TASK TO COMPLETE:
Each record below should be output verbatim, without pictures.

PROVIDED ENTRIES:

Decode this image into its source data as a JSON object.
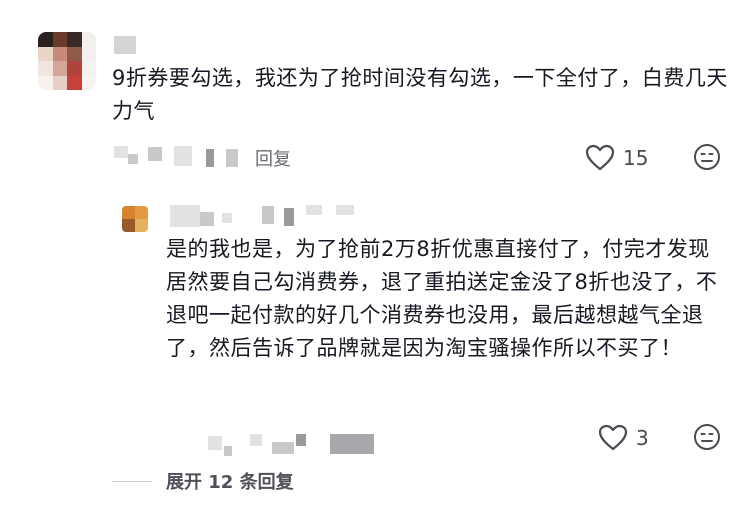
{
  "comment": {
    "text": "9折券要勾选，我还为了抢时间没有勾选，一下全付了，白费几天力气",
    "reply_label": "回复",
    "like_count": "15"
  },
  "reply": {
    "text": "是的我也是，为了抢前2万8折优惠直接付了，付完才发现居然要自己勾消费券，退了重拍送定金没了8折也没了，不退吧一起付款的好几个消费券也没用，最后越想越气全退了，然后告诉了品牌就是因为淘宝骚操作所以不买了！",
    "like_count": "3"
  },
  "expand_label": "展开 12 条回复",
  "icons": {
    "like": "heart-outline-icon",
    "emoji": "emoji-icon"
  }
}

TASK ANSWER:
Decode this image into its source data as a JSON object.
{
  "comment": {
    "text": "9折券要勾选，我还为了抢时间没有勾选，一下全付了，白费几天力气",
    "reply_label": "回复",
    "like_count": "15"
  },
  "reply": {
    "text": "是的我也是，为了抢前2万8折优惠直接付了，付完才发现居然要自己勾消费券，退了重拍送定金没了8折也没了，不退吧一起付款的好几个消费券也没用，最后越想越气全退了，然后告诉了品牌就是因为淘宝骚操作所以不买了！",
    "like_count": "3"
  },
  "expand_label": "展开 12 条回复",
  "icons": {
    "like": "heart-outline-icon",
    "emoji": "emoji-icon"
  }
}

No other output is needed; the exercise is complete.